* Task directions
Return the full listing exactly as it is written.

Data listing:
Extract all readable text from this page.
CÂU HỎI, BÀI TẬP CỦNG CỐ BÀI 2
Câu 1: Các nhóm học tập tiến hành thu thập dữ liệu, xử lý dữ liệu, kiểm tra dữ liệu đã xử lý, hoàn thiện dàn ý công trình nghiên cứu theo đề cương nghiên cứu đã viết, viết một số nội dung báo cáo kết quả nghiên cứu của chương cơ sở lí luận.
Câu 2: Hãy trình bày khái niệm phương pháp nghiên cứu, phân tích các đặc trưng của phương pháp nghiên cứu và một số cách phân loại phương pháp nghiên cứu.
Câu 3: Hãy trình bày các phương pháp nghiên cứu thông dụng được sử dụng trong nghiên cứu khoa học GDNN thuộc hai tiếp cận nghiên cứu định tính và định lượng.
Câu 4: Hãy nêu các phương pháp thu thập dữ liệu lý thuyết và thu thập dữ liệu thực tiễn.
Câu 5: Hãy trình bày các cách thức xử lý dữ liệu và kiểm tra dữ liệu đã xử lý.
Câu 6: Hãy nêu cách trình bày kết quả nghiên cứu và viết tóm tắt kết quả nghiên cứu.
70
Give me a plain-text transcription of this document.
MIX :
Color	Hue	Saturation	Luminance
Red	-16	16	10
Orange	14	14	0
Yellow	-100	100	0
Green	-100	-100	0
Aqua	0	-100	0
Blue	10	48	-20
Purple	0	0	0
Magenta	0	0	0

* Written response
Extract all readable text from this page.
CÂU HỎI, BÀI TẬP CỦNG CỐ BÀI 2
Câu 1: Các nhóm học tập tiến hành thu thập dữ liệu, xử lý dữ liệu, kiểm tra dữ liệu đã xử lý, hoàn thiện dàn ý công trình nghiên cứu theo đề cương nghiên cứu đã viết, viết một số nội dung báo cáo kết quả nghiên cứu của chương cơ sở lí luận.
Câu 2: Hãy trình bày khái niệm phương pháp nghiên cứu, phân tích các đặc trưng của phương pháp nghiên cứu và một số cách phân loại phương pháp nghiên cứu.
Câu 3: Hãy trình bày các phương pháp nghiên cứu thông dụng được sử dụng trong nghiên cứu khoa học GDNN thuộc hai tiếp cận nghiên cứu định tính và định lượng.
Câu 4: Hãy nêu các phương pháp thu thập dữ liệu lý thuyết và thu thập dữ liệu thực tiễn.
Câu 5: Hãy trình bày các cách thức xử lý dữ liệu và kiểm tra dữ liệu đã xử lý.
Câu 6: Hãy nêu cách trình bày kết quả nghiên cứu và viết tóm tắt kết quả nghiên cứu.
70
Give me a plain-text transcription of this document.
MIX :
Color	Hue	Saturation	Luminance
Red	-16	16	10
Orange	14	14	0
Yellow	-100	100	0
Green	-100	-100	0
Aqua	0	-100	0
Blue	10	48	-20
Purple	0	0	0
Magenta	0	0	0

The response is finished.